To be done:
Find the word "substances" in the data. Return every line where it appears.

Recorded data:
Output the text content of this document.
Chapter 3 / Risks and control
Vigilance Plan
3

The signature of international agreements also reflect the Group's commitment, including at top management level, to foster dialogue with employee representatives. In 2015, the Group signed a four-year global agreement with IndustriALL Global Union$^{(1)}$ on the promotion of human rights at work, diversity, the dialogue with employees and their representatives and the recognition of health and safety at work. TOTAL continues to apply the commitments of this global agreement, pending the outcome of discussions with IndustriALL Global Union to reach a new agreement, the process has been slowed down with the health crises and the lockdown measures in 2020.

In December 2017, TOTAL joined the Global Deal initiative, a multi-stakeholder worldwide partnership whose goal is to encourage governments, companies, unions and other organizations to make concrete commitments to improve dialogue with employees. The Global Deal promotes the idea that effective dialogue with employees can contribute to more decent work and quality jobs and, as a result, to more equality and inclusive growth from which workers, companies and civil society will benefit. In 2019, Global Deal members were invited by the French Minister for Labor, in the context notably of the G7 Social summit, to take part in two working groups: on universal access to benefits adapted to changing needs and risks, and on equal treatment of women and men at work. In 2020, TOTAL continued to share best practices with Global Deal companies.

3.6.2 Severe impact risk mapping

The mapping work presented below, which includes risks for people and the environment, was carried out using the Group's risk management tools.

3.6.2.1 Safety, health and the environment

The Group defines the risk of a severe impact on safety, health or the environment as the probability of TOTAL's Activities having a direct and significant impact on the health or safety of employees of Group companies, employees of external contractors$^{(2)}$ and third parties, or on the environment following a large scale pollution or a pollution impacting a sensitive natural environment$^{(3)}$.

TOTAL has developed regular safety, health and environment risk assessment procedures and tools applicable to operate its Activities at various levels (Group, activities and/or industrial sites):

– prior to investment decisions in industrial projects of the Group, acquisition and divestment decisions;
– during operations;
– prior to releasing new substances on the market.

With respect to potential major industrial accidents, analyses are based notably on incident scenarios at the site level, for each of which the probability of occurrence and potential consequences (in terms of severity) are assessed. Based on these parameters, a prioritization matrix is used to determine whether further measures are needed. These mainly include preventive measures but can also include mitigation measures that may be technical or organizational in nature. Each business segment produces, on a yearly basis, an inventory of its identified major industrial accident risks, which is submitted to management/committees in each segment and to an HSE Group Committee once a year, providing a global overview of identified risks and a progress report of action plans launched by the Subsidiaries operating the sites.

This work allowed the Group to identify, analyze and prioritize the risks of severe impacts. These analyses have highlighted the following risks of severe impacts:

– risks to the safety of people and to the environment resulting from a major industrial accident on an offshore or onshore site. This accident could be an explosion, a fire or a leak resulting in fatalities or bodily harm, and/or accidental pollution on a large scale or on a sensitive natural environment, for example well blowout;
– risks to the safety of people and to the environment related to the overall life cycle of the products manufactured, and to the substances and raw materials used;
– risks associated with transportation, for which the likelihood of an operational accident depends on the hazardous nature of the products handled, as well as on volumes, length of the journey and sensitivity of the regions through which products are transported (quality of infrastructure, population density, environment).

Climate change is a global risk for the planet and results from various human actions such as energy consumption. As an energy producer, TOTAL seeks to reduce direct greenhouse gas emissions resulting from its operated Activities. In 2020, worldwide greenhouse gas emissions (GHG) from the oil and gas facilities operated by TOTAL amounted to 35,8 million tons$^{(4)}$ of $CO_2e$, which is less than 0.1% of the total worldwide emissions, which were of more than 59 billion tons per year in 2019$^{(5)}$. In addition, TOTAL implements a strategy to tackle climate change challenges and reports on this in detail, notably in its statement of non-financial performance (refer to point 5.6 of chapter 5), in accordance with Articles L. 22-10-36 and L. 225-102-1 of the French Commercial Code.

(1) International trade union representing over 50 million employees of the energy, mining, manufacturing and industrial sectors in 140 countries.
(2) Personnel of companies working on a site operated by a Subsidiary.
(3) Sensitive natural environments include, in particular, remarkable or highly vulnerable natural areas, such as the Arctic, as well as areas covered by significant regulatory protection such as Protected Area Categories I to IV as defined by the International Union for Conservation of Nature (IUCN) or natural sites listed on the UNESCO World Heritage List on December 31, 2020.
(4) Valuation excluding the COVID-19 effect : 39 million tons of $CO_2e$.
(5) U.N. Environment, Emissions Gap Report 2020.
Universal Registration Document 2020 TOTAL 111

Response to this task:
– prior to releasing new substances on the market.
– risks to the safety of people and to the environment related to the overall life cycle of the products manufactured, and to the substances and raw materials used;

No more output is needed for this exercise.